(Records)

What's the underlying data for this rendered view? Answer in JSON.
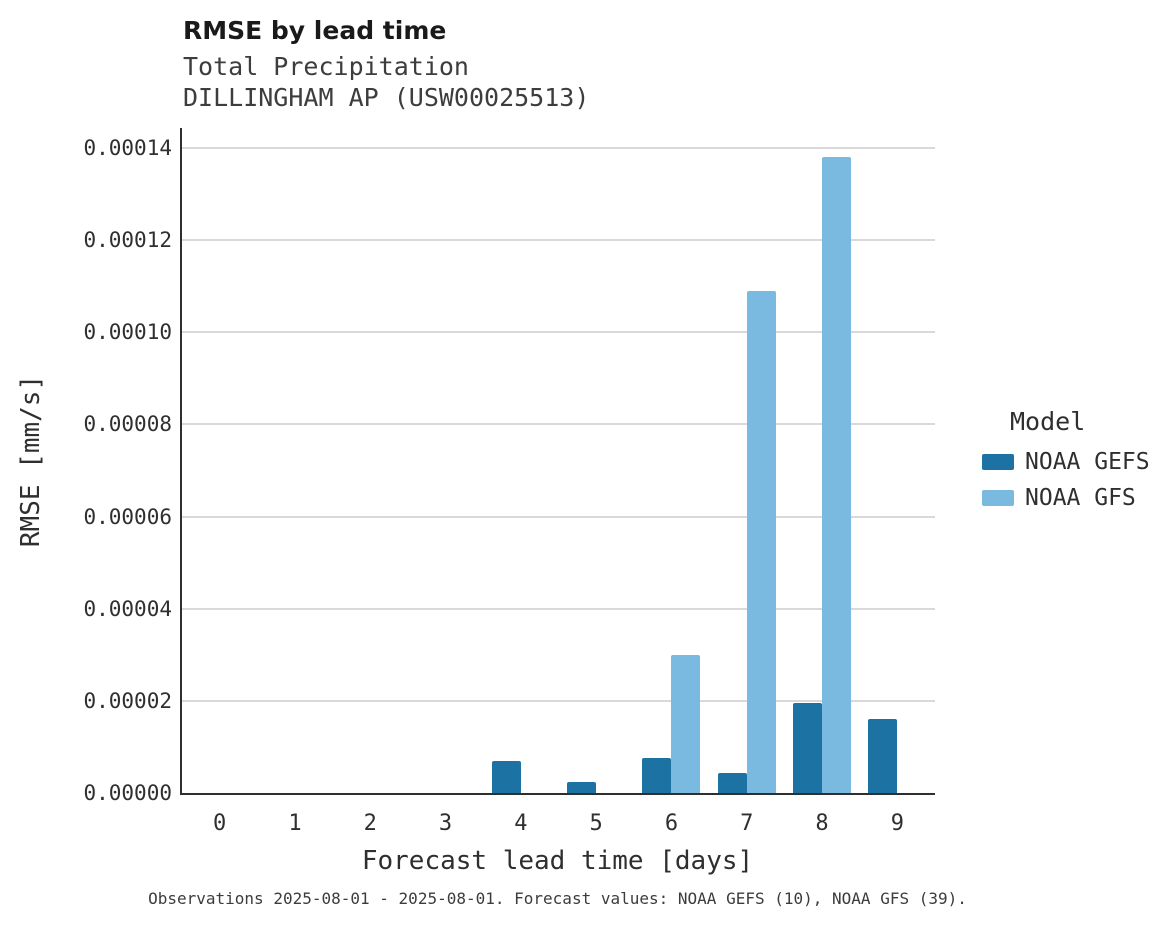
{
  "header": {
    "title": "RMSE by lead time",
    "subtitle1": "Total Precipitation",
    "subtitle2": "DILLINGHAM AP (USW00025513)"
  },
  "legend": {
    "title": "Model",
    "entries": [
      {
        "label": "NOAA GEFS",
        "color": "#1c73a3"
      },
      {
        "label": "NOAA GFS",
        "color": "#7ab9e0"
      }
    ]
  },
  "caption": "Observations 2025-08-01 - 2025-08-01. Forecast values: NOAA GEFS (10), NOAA GFS (39).",
  "chart_data": {
    "type": "bar",
    "title": "RMSE by lead time",
    "subtitle": [
      "Total Precipitation",
      "DILLINGHAM AP (USW00025513)"
    ],
    "xlabel": "Forecast lead time [days]",
    "ylabel": "RMSE [mm/s]",
    "categories": [
      "0",
      "1",
      "2",
      "3",
      "4",
      "5",
      "6",
      "7",
      "8",
      "9"
    ],
    "series": [
      {
        "name": "NOAA GEFS",
        "color": "#1c73a3",
        "values": [
          0,
          0,
          0,
          0,
          7e-06,
          2.4e-06,
          7.6e-06,
          4.4e-06,
          1.95e-05,
          1.6e-05
        ]
      },
      {
        "name": "NOAA GFS",
        "color": "#7ab9e0",
        "values": [
          0,
          0,
          0,
          0,
          0,
          0,
          3e-05,
          0.000109,
          0.000138,
          0
        ]
      }
    ],
    "ylim": [
      0,
      0.00014
    ],
    "yticks": [
      0,
      2e-05,
      4e-05,
      6e-05,
      8e-05,
      0.0001,
      0.00012,
      0.00014
    ],
    "ytick_labels": [
      "0.00000",
      "0.00002",
      "0.00004",
      "0.00006",
      "0.00008",
      "0.00010",
      "0.00012",
      "0.00014"
    ],
    "grid": "horizontal",
    "legend_title": "Model",
    "legend_position": "right"
  }
}
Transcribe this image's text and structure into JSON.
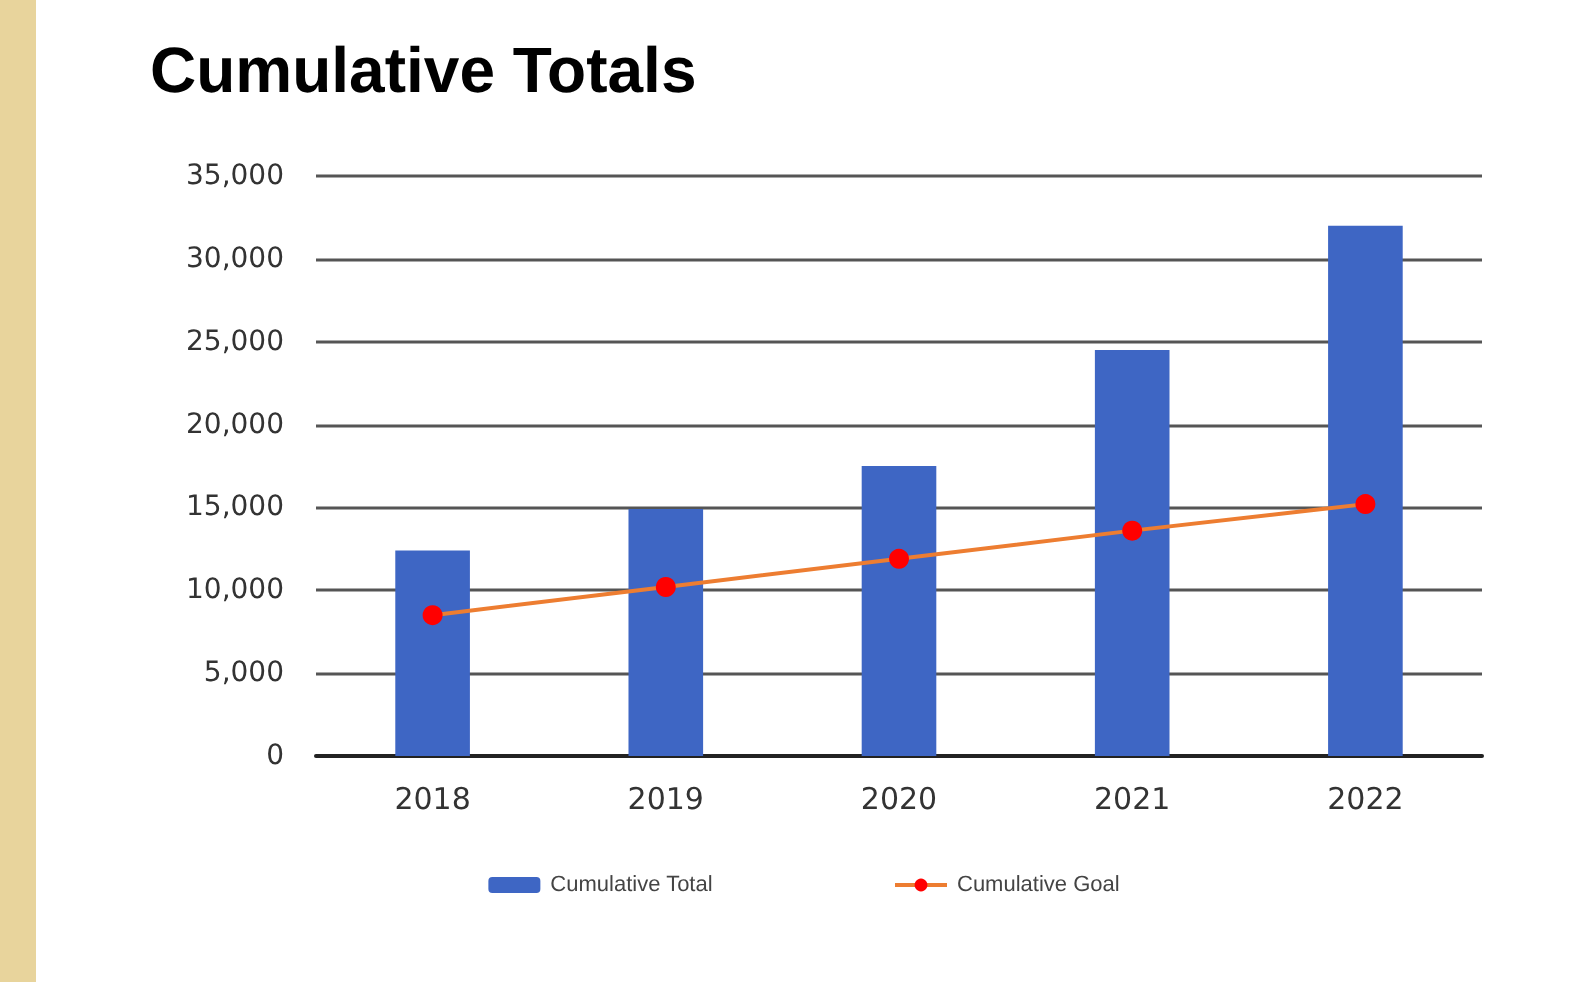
{
  "chart_data": {
    "type": "bar",
    "title": "Cumulative Totals",
    "categories": [
      "2018",
      "2019",
      "2020",
      "2021",
      "2022"
    ],
    "series": [
      {
        "name": "Cumulative Total",
        "color": "#3e66c4",
        "values": [
          12400,
          14900,
          17500,
          24500,
          32000
        ]
      },
      {
        "name": "Cumulative Goal",
        "type": "line",
        "color": "#ed7d31",
        "marker": "circle",
        "values": [
          8500,
          10200,
          11900,
          13600,
          15200
        ]
      }
    ],
    "ylim": [
      0,
      35000
    ],
    "yticks": [
      0,
      {
        "value": 5000,
        "label": "5,000"
      },
      {
        "value": 10000,
        "label": "10,000"
      },
      {
        "value": 15000,
        "label": "15,000"
      },
      {
        "value": 20000,
        "label": "20,000"
      },
      {
        "value": 25000,
        "label": "25,000"
      },
      {
        "value": 30000,
        "label": "30,000"
      },
      {
        "value": 35000,
        "label": "35,000"
      }
    ],
    "grid": "y",
    "legend": "bottom"
  }
}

TO BE DONE: From the entries above, select each line containing the string "DILLINGHAM".

EXERCISE RESULT:
    "subtitle2": "DILLINGHAM AP (USW00025513)"
      "DILLINGHAM AP (USW00025513)"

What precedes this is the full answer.